▶ [AIM OF THE TASK] Show each line of the data below that has the string "Connected" in it.

▶ [STORED RECORDS]
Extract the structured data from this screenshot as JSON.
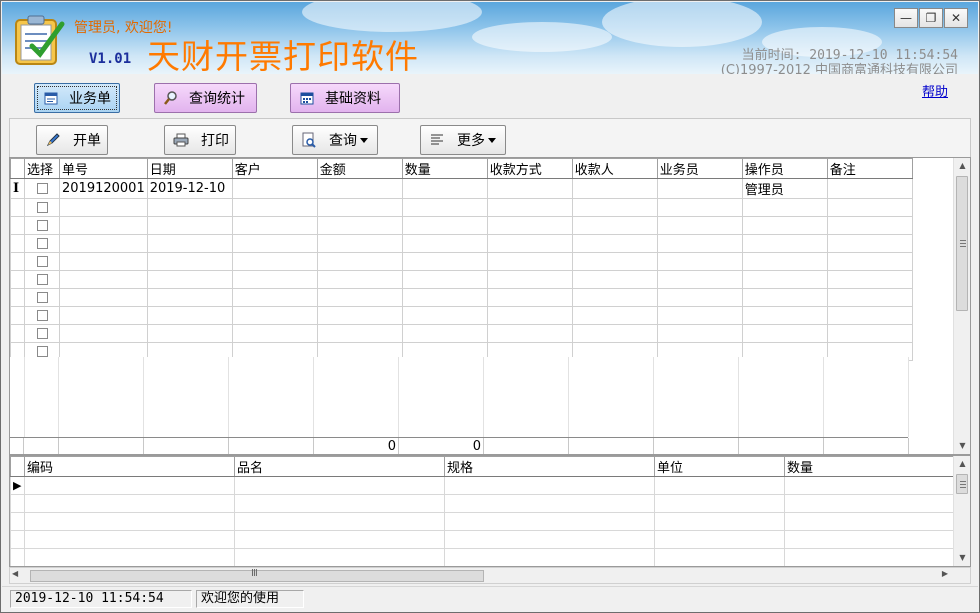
{
  "header": {
    "welcome": "管理员, 欢迎您!",
    "version": "V1.01",
    "title": "天财开票打印软件",
    "clock": "当前时间: 2019-12-10 11:54:54",
    "copyright": "(C)1997-2012 中国商富通科技有限公司"
  },
  "window_controls": {
    "minimize": "—",
    "restore": "❐",
    "close": "✕"
  },
  "nav": {
    "items": [
      {
        "label": "业务单",
        "icon": "form-icon"
      },
      {
        "label": "查询统计",
        "icon": "magnifier-icon"
      },
      {
        "label": "基础资料",
        "icon": "calendar-grid-icon"
      }
    ],
    "help": "帮助"
  },
  "toolbar": {
    "new": "开单",
    "print": "打印",
    "query": "查询",
    "more": "更多"
  },
  "grid": {
    "columns": [
      "选择",
      "单号",
      "日期",
      "客户",
      "金额",
      "数量",
      "收款方式",
      "收款人",
      "业务员",
      "操作员",
      "备注"
    ],
    "rows": [
      {
        "checked": false,
        "number": "2019120001",
        "date": "2019-12-10",
        "customer": "",
        "amount": "",
        "qty": "",
        "pay_method": "",
        "payee": "",
        "salesman": "",
        "operator": "管理员",
        "note": ""
      }
    ],
    "empty_rows": 9,
    "current_row_marker": "I",
    "totals": {
      "amount": "0",
      "qty": "0"
    }
  },
  "detail": {
    "columns": [
      "编码",
      "品名",
      "规格",
      "单位",
      "数量"
    ],
    "current_row_marker": "▶"
  },
  "scrollbar": {
    "grip": "Ⅲ"
  },
  "status": {
    "datetime": "2019-12-10 11:54:54",
    "message": "欢迎您的使用"
  },
  "colors": {
    "title": "#ff7a00",
    "version": "#1c2f9c",
    "help_link": "#0000cc"
  }
}
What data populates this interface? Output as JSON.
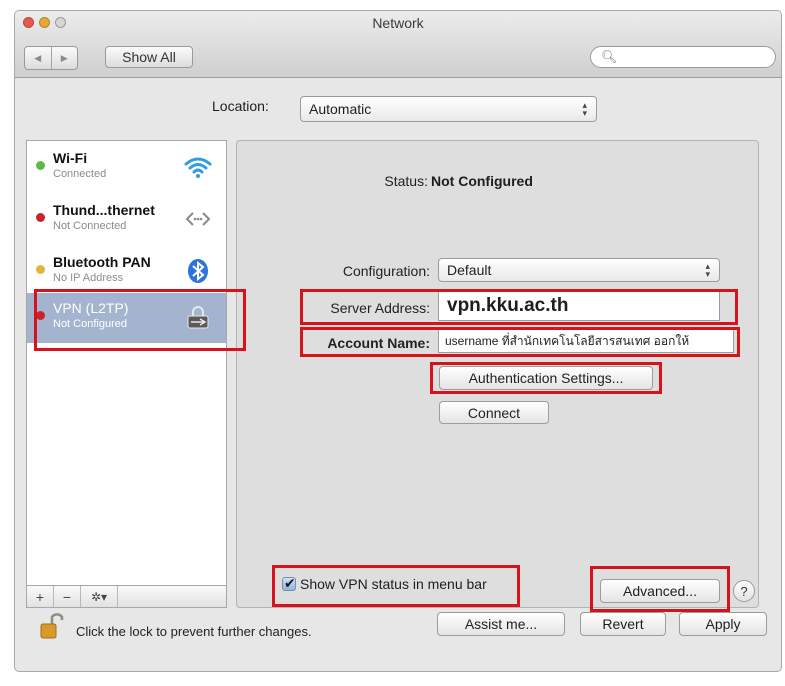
{
  "window": {
    "title": "Network"
  },
  "toolbar": {
    "back": "◀",
    "forward": "▶",
    "show_all": "Show All",
    "search_placeholder": ""
  },
  "location": {
    "label": "Location:",
    "value": "Automatic"
  },
  "services": [
    {
      "name": "Wi-Fi",
      "status": "Connected",
      "dot": "#5fb84a",
      "icon": "wifi-icon"
    },
    {
      "name": "Thund...thernet",
      "status": "Not Connected",
      "dot": "#c8242b",
      "icon": "ethernet-arrows-icon"
    },
    {
      "name": "Bluetooth PAN",
      "status": "No IP Address",
      "dot": "#e0b63a",
      "icon": "bluetooth-icon"
    },
    {
      "name": "VPN (L2TP)",
      "status": "Not Configured",
      "dot": "#c8242b",
      "icon": "vpn-lock-icon"
    }
  ],
  "sidebar_toolbar": {
    "add": "+",
    "remove": "−",
    "gear": "✲▾"
  },
  "detail": {
    "status_label": "Status:",
    "status_value": "Not Configured",
    "configuration_label": "Configuration:",
    "configuration_value": "Default",
    "server_label": "Server Address:",
    "server_value": "vpn.kku.ac.th",
    "account_label": "Account Name:",
    "account_value": "username  ที่สำนักเทคโนโลยีสารสนเทศ ออกให้",
    "auth_button": "Authentication Settings...",
    "connect_button": "Connect",
    "show_vpn_status": "Show VPN status in menu bar",
    "advanced_button": "Advanced...",
    "help": "?"
  },
  "footer": {
    "lock_text": "Click the lock to prevent further changes.",
    "assist": "Assist me...",
    "revert": "Revert",
    "apply": "Apply"
  },
  "colors": {
    "highlight_red": "#d8121b",
    "selection": "#a4b4cf"
  }
}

▶ [SOLUTION]
      "status": "Connected",
      "status": "Not Connected",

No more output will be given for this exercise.